-- START --

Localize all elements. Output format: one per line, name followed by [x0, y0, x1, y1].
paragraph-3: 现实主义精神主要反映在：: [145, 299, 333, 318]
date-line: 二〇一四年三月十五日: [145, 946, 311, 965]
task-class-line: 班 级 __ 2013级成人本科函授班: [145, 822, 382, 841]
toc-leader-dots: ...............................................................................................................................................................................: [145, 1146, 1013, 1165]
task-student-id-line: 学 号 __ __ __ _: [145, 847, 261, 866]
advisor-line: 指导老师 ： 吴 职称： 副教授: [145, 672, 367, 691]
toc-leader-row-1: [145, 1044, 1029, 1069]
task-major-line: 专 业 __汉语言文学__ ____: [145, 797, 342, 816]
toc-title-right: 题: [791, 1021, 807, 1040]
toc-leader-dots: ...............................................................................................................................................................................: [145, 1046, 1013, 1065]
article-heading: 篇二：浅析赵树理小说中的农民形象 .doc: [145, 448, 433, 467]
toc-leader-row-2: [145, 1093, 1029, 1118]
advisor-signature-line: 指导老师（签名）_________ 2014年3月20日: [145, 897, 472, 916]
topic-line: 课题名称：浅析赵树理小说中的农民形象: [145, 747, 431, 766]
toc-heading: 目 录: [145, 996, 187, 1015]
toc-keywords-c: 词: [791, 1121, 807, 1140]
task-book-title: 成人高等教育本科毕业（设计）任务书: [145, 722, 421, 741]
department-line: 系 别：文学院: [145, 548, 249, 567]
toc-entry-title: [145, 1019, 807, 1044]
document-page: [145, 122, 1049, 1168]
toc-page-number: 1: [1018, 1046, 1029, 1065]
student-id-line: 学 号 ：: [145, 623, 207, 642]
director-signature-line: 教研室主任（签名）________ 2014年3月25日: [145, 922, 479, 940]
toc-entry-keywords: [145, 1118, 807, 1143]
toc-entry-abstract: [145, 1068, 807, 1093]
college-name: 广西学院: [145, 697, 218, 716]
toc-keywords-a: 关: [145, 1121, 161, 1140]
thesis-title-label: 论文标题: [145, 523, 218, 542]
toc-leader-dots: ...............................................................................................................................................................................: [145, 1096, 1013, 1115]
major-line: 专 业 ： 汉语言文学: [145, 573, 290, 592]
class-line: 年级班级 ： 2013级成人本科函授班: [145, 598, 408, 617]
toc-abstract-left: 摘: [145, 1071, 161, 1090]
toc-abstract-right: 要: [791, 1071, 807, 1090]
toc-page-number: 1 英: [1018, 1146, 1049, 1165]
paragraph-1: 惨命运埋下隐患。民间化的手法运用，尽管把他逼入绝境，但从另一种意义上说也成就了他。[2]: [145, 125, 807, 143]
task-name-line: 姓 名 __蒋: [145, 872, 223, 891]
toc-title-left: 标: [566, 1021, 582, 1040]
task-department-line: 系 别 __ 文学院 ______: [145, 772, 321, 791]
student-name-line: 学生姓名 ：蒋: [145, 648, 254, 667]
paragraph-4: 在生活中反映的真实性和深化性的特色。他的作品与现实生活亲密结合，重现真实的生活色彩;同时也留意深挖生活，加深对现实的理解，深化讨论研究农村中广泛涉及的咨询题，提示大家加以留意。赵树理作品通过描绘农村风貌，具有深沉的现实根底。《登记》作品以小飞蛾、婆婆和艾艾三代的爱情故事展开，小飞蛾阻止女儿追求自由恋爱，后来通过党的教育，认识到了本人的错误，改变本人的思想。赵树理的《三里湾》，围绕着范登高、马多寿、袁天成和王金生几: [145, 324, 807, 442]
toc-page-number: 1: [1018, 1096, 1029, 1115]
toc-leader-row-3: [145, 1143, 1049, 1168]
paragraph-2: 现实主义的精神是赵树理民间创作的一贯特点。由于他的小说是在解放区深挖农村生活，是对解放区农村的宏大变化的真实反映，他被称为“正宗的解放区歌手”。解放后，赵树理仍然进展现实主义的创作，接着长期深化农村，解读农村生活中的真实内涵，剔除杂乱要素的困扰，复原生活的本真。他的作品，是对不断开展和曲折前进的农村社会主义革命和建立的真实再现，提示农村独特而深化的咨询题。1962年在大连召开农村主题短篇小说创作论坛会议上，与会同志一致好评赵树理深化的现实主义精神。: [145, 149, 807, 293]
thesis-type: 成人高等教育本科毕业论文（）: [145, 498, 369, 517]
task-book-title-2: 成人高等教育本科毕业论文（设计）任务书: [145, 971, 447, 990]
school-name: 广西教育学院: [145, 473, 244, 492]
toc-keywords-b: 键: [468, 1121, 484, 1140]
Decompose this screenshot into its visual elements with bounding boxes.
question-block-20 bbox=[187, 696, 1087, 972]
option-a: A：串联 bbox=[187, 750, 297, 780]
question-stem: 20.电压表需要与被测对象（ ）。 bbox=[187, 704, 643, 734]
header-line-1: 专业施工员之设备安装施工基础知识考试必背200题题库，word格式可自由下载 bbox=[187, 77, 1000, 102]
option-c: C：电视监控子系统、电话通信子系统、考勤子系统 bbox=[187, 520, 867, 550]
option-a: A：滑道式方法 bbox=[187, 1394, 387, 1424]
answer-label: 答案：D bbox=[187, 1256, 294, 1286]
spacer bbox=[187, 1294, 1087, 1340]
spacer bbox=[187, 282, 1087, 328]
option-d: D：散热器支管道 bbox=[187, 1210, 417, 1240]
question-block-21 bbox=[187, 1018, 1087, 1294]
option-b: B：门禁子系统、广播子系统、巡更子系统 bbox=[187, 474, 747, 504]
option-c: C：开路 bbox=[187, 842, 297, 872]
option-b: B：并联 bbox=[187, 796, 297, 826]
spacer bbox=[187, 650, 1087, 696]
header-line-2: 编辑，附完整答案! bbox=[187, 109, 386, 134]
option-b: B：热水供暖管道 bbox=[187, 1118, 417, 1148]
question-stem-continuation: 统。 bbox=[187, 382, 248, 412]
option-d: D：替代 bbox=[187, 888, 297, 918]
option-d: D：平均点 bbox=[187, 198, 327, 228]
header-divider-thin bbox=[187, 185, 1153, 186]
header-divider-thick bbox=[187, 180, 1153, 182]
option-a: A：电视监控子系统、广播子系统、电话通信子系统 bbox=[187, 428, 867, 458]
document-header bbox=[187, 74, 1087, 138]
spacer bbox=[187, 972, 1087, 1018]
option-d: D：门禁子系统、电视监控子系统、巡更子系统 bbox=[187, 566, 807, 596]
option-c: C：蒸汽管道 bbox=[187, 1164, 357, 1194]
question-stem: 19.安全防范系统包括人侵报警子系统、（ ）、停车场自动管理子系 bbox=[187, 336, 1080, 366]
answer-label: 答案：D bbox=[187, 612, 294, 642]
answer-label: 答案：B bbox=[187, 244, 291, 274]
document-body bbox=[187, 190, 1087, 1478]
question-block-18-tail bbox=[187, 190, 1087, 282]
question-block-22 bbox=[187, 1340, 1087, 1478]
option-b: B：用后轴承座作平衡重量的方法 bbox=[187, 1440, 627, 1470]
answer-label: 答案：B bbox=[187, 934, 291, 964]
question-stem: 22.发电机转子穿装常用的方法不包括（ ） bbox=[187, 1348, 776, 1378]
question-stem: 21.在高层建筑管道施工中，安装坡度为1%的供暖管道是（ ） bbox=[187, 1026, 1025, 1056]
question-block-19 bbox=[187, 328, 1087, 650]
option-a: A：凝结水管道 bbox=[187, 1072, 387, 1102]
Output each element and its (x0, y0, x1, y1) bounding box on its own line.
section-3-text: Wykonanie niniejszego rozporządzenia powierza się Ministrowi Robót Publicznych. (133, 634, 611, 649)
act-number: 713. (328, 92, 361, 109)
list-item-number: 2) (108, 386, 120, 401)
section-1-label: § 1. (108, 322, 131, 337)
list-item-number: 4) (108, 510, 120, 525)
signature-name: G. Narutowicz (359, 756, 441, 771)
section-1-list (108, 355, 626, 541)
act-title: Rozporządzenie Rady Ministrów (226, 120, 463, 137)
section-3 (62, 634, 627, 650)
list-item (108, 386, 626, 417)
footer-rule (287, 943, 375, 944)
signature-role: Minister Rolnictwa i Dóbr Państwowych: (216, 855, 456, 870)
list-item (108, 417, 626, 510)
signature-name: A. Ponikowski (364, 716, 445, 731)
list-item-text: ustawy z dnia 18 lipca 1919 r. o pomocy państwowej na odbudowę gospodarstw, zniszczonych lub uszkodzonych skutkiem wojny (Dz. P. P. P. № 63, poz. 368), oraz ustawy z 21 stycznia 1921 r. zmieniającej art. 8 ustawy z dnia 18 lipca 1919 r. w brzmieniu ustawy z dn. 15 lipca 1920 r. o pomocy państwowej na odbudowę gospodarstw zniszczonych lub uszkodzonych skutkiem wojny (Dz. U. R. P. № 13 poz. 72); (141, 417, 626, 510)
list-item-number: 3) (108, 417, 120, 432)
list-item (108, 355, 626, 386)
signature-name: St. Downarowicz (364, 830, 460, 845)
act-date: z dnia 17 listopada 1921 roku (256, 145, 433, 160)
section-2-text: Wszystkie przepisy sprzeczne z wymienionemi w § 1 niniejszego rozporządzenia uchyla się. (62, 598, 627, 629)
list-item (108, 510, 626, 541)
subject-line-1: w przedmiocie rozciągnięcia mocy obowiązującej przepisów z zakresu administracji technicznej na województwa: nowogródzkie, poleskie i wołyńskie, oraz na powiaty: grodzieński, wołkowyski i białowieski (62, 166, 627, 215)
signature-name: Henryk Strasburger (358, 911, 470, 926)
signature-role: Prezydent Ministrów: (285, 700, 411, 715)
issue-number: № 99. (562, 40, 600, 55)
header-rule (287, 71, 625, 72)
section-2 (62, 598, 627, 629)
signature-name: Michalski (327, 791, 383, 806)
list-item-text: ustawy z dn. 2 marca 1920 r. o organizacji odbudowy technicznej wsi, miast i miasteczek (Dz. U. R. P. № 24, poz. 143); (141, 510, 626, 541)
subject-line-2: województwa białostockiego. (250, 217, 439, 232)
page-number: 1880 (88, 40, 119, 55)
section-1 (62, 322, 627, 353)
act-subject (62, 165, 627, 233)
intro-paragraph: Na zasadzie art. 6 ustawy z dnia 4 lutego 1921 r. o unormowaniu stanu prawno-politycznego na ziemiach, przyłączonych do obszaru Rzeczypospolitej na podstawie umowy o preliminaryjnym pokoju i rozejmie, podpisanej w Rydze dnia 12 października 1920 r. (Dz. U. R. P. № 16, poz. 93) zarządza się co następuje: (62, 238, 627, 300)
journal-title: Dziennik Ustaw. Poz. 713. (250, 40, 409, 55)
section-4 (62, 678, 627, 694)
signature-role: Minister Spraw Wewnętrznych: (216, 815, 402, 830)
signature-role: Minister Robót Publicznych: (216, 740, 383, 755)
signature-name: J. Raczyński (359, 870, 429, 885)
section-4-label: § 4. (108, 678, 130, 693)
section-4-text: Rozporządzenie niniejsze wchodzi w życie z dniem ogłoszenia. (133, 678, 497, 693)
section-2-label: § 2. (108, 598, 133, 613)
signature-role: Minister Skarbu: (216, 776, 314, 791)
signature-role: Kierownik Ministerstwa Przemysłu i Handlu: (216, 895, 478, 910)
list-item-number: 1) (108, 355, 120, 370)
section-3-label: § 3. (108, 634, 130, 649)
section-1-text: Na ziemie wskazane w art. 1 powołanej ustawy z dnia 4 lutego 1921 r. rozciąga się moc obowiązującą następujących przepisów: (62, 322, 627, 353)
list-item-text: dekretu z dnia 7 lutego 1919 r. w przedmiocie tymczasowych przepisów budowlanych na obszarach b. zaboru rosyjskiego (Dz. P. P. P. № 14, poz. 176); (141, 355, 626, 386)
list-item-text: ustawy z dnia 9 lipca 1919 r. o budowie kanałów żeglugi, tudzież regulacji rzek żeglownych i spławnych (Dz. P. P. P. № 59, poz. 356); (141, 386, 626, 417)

-- END --

• **What is needed**
Swap "Localize" for "Locate" in the records from the start through the line containing "toc-title-right: 题: [791, 1021, 807, 1040]", and leave everything else unchanged.

• **Correct output**
Locate all elements. Output format: one per line, name followed by [x0, y0, x1, y1].
paragraph-3: 现实主义精神主要反映在：: [145, 299, 333, 318]
date-line: 二〇一四年三月十五日: [145, 946, 311, 965]
task-class-line: 班 级 __ 2013级成人本科函授班: [145, 822, 382, 841]
toc-leader-dots: ...............................................................................................................................................................................: [145, 1146, 1013, 1165]
task-student-id-line: 学 号 __ __ __ _: [145, 847, 261, 866]
advisor-line: 指导老师 ： 吴 职称： 副教授: [145, 672, 367, 691]
toc-leader-row-1: [145, 1044, 1029, 1069]
task-major-line: 专 业 __汉语言文学__ ____: [145, 797, 342, 816]
toc-title-right: 题: [791, 1021, 807, 1040]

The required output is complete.